## Begin Material to process
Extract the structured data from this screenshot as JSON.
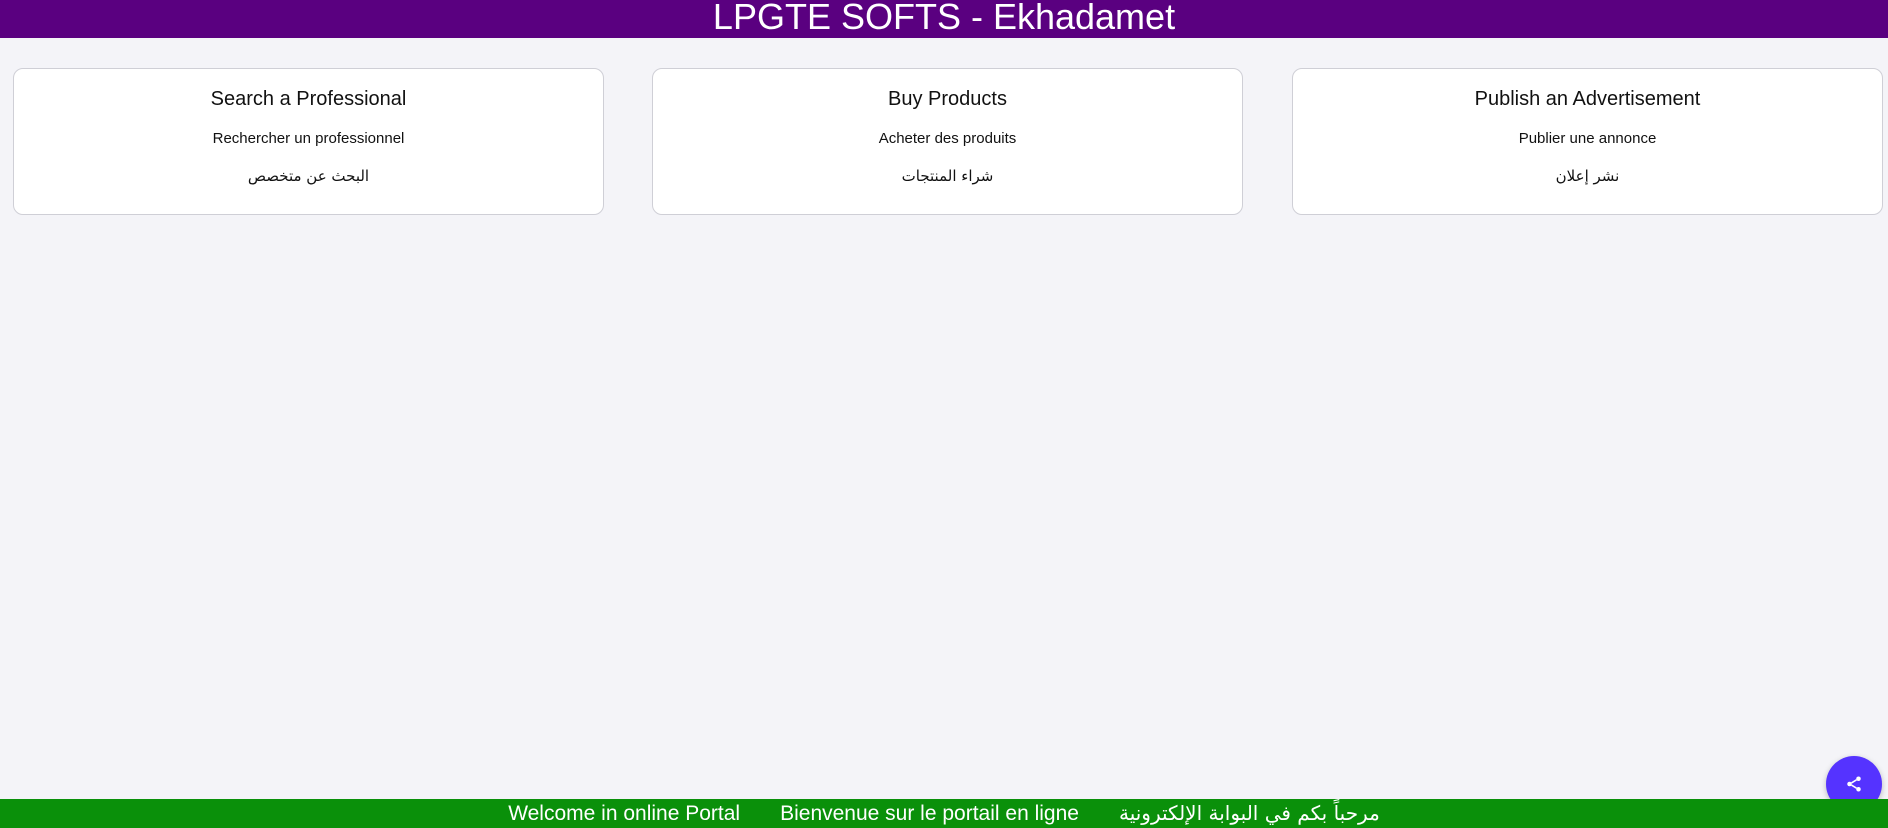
{
  "header": {
    "title": "LPGTE SOFTS - Ekhadamet",
    "background": "#5a0080"
  },
  "cards": [
    {
      "title": "Search a Professional",
      "fr": "Rechercher un professionnel",
      "ar": "البحث عن متخصص"
    },
    {
      "title": "Buy Products",
      "fr": "Acheter des produits",
      "ar": "شراء المنتجات"
    },
    {
      "title": "Publish an Advertisement",
      "fr": "Publier une annonce",
      "ar": "نشر إعلان"
    }
  ],
  "footer": {
    "en": "Welcome in online Portal",
    "fr": "Bienvenue sur le portail en ligne",
    "ar": "مرحباً بكم في البوابة الإلكترونية",
    "background": "#0a900a"
  },
  "fab": {
    "icon": "share-icon",
    "color": "#5533ff"
  }
}
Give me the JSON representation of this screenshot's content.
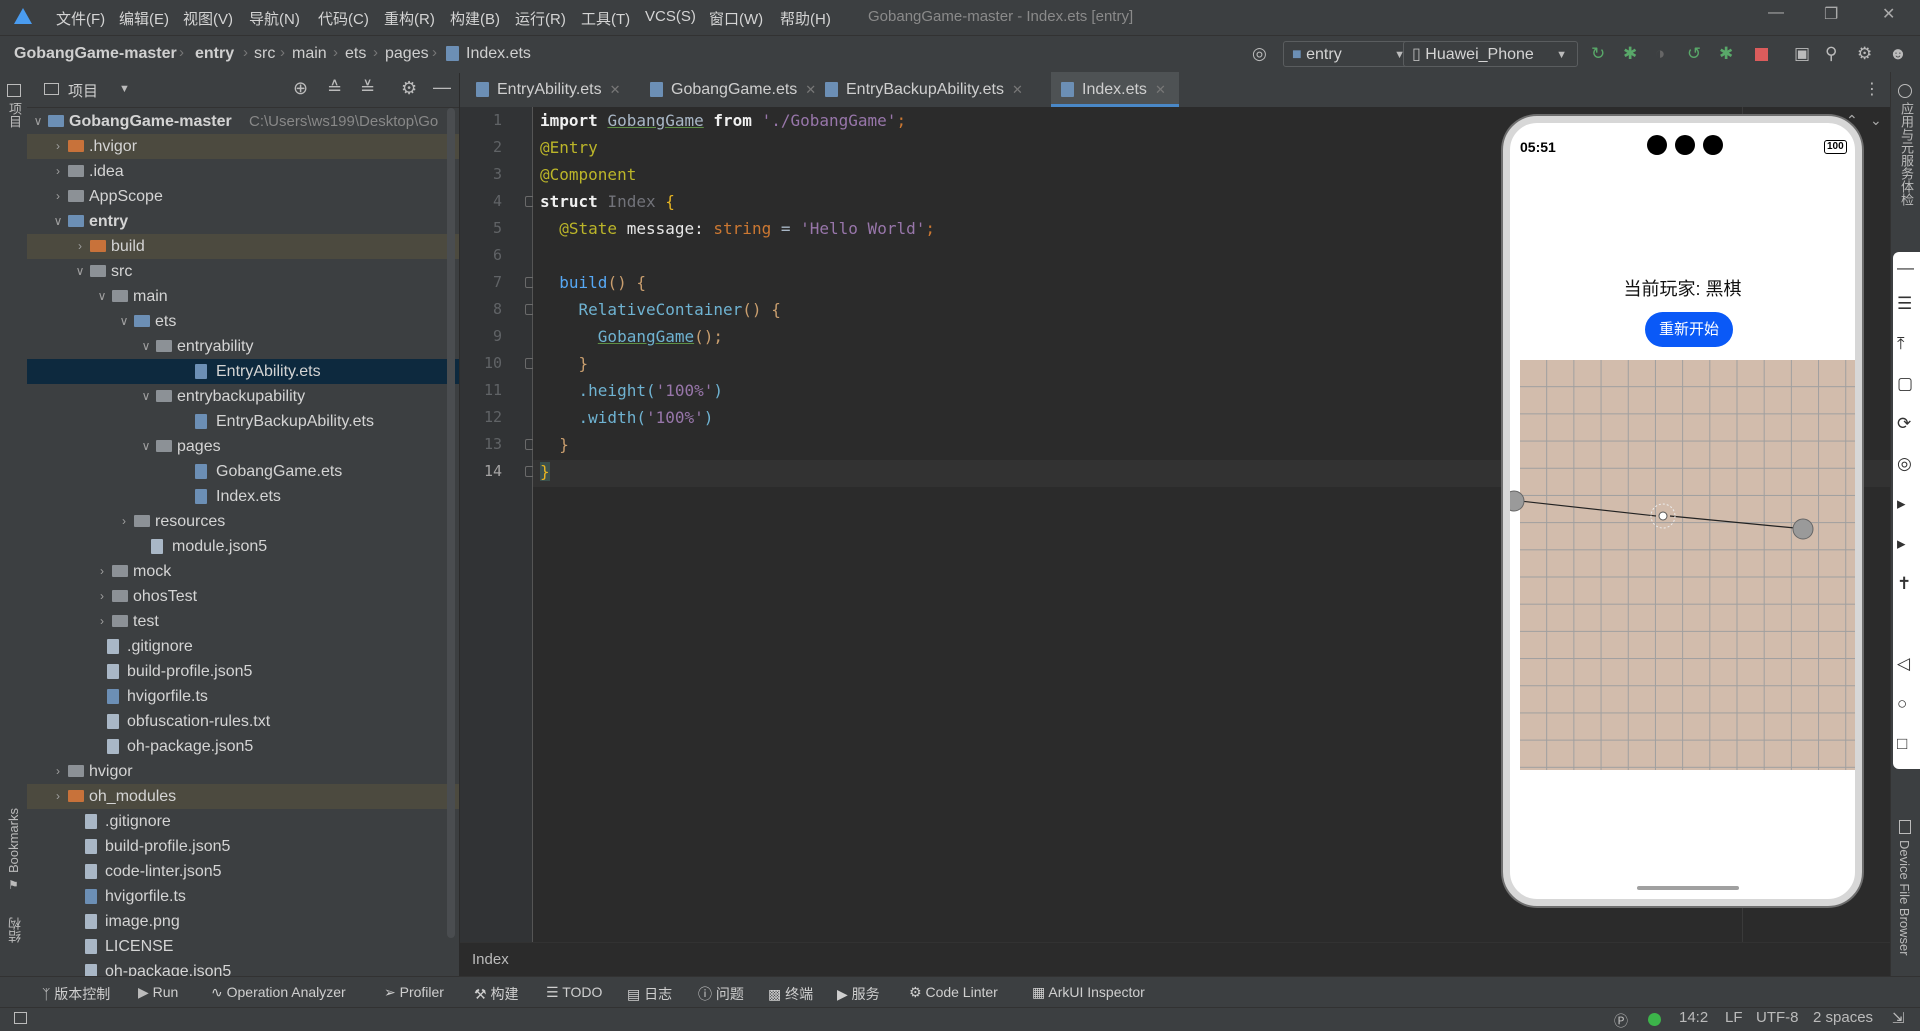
{
  "menubar": {
    "items": [
      "文件(F)",
      "编辑(E)",
      "视图(V)",
      "导航(N)",
      "代码(C)",
      "重构(R)",
      "构建(B)",
      "运行(R)",
      "工具(T)",
      "VCS(S)",
      "窗口(W)",
      "帮助(H)"
    ],
    "window_title": "GobangGame-master - Index.ets [entry]"
  },
  "navbar": {
    "breadcrumb": [
      "GobangGame-master",
      "entry",
      "src",
      "main",
      "ets",
      "pages",
      "Index.ets"
    ],
    "run_config": "entry",
    "device": "Huawei_Phone"
  },
  "left_strip": {
    "project_label": "项目",
    "bookmarks_label": "Bookmarks",
    "structure_label": "结构"
  },
  "project_panel": {
    "title": "项目",
    "rows": [
      {
        "label": "GobangGame-master",
        "path": "C:\\Users\\ws199\\Desktop\\Go"
      },
      {
        "label": ".hvigor"
      },
      {
        "label": ".idea"
      },
      {
        "label": "AppScope"
      },
      {
        "label": "entry"
      },
      {
        "label": "build"
      },
      {
        "label": "src"
      },
      {
        "label": "main"
      },
      {
        "label": "ets"
      },
      {
        "label": "entryability"
      },
      {
        "label": "EntryAbility.ets"
      },
      {
        "label": "entrybackupability"
      },
      {
        "label": "EntryBackupAbility.ets"
      },
      {
        "label": "pages"
      },
      {
        "label": "GobangGame.ets"
      },
      {
        "label": "Index.ets"
      },
      {
        "label": "resources"
      },
      {
        "label": "module.json5"
      },
      {
        "label": "mock"
      },
      {
        "label": "ohosTest"
      },
      {
        "label": "test"
      },
      {
        "label": ".gitignore"
      },
      {
        "label": "build-profile.json5"
      },
      {
        "label": "hvigorfile.ts"
      },
      {
        "label": "obfuscation-rules.txt"
      },
      {
        "label": "oh-package.json5"
      },
      {
        "label": "hvigor"
      },
      {
        "label": "oh_modules"
      },
      {
        "label": ".gitignore"
      },
      {
        "label": "build-profile.json5"
      },
      {
        "label": "code-linter.json5"
      },
      {
        "label": "hvigorfile.ts"
      },
      {
        "label": "image.png"
      },
      {
        "label": "LICENSE"
      },
      {
        "label": "oh-package.json5"
      }
    ]
  },
  "tabs": [
    "EntryAbility.ets",
    "GobangGame.ets",
    "EntryBackupAbility.ets",
    "Index.ets"
  ],
  "editor": {
    "line_numbers": [
      "1",
      "2",
      "3",
      "4",
      "5",
      "6",
      "7",
      "8",
      "9",
      "10",
      "11",
      "12",
      "13",
      "14"
    ],
    "code": {
      "l1_import": "import",
      "l1_name": "GobangGame",
      "l1_from": "from",
      "l1_path": "'./GobangGame'",
      "l1_semi": ";",
      "l2": "@Entry",
      "l3": "@Component",
      "l4_struct": "struct",
      "l4_name": "Index",
      "l4_brace": "{",
      "l5_state": "@State",
      "l5_var": "message:",
      "l5_type": "string",
      "l5_eq": "=",
      "l5_val": "'Hello World'",
      "l5_semi": ";",
      "l7_fn": "build",
      "l7_paren": "()",
      "l7_brace": "{",
      "l8_fn": "RelativeContainer",
      "l8_paren": "()",
      "l8_brace": "{",
      "l9_fn": "GobangGame",
      "l9_rest": "();",
      "l10": "}",
      "l11_dot": ".height(",
      "l11_val": "'100%'",
      "l11_close": ")",
      "l12_dot": ".width(",
      "l12_val": "'100%'",
      "l12_close": ")",
      "l13": "}",
      "l14": "}"
    },
    "bottom_crumb": "Index"
  },
  "phone": {
    "time": "05:51",
    "battery": "100",
    "current_player": "当前玩家: 黑棋",
    "restart_label": "重新开始"
  },
  "right_strip": {
    "label_top": "应用与元服务体检",
    "label_bottom": "Device File Browser"
  },
  "bottom_toolbar": [
    "版本控制",
    "Run",
    "Operation Analyzer",
    "Profiler",
    "构建",
    "TODO",
    "日志",
    "问题",
    "终端",
    "服务",
    "Code Linter",
    "ArkUI Inspector"
  ],
  "statusbar": {
    "position": "14:2",
    "line_sep": "LF",
    "encoding": "UTF-8",
    "indent": "2 spaces"
  },
  "colors": {
    "accent": "#4a88c7",
    "selection": "#0d293e",
    "phone_button": "#0a59f7",
    "board": "#d2bcac"
  }
}
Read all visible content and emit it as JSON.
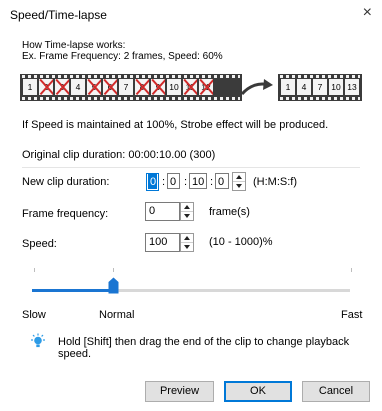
## End Material to process
### Set problem
Find how many of the lines above have the word "build" in them. State only that number.

### Answer to this exercise
4